3rd Arm Inc

Pioneering a new category of articulated wearable devices

Duration

3 years

Team

Dr. Kenneth Salisbury, Austin Epps, Shenli Yuan, Alberto Bambach, Jaeyong Sung

Role

Research Assistant (RA), “Passive Arm” Sub-Team Lead, Cofounder

Overview

I worked for 18 months as a research assistant in the Stanford AI lab on a project to explore and develop smart wearable “3rd arm” robotic devices. Over the course of the research phase I was able to serve an instrumental role by fusing design thinking with the technical research approach.

My early prototyping efforts around simpler devices yielded such promising results that the PI (Dr. Kenneth Salisbury) decided to form a separate division of the project to explore non-motorized devices, which I led. This eventually became the central focus of the project. I was retained as a consultant after I graduated and am now leading the effort to continue developing the technology and commercial applications with Dr. Salisbury in our spin-out company: “3rd Arm Inc”.

Over this process, we have filed four patents, raised offers for pre-seed funding, presented research findings for SAIL-Toyota, and exhibited in Dubai.

I have divided this entry into four sections:

  • Early work and prototyping

  • Research and engineering

  • Testing

  • Commercialization push

Early work: prototyping and leading design process

The original “duct tape” 3rd arm prototype

The original “duct tape” 3rd arm prototype

In my first few weeks on the project I created a series of influential prototypes, starting with one that only took 10 seconds to make.

▸ **DATA LINES**:

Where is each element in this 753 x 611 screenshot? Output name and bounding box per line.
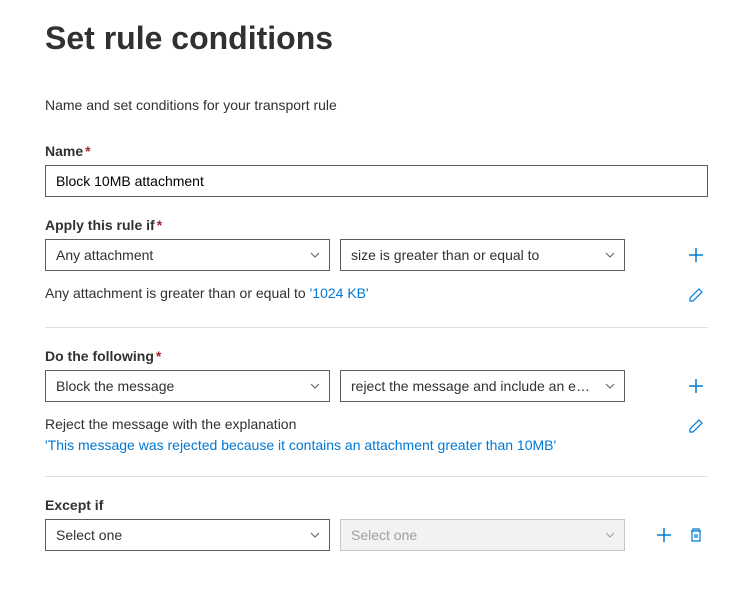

▸ **PARTS OF THE EXERCISE**:
1) List the members of the team named on the 3rd Arm Inc project page.
2) On the 3rd Arm Inc project page, print the passage from "Early work: prototyping" to "seconds to make.".
The lines have nothing to do with what follows.

▸ **RESPONSES TO THE TASKS**:
1) Dr. Kenneth Salisbury, Austin Epps, Shenli Yuan, Alberto Bambach, Jaeyong Sung

2)
Early work: prototyping and leading design process

The original “duct tape” 3rd arm prototype

The original “duct tape” 3rd arm prototype

In my first few weeks on the project I created a series of influential prototypes, starting with one that only took 10 seconds to make.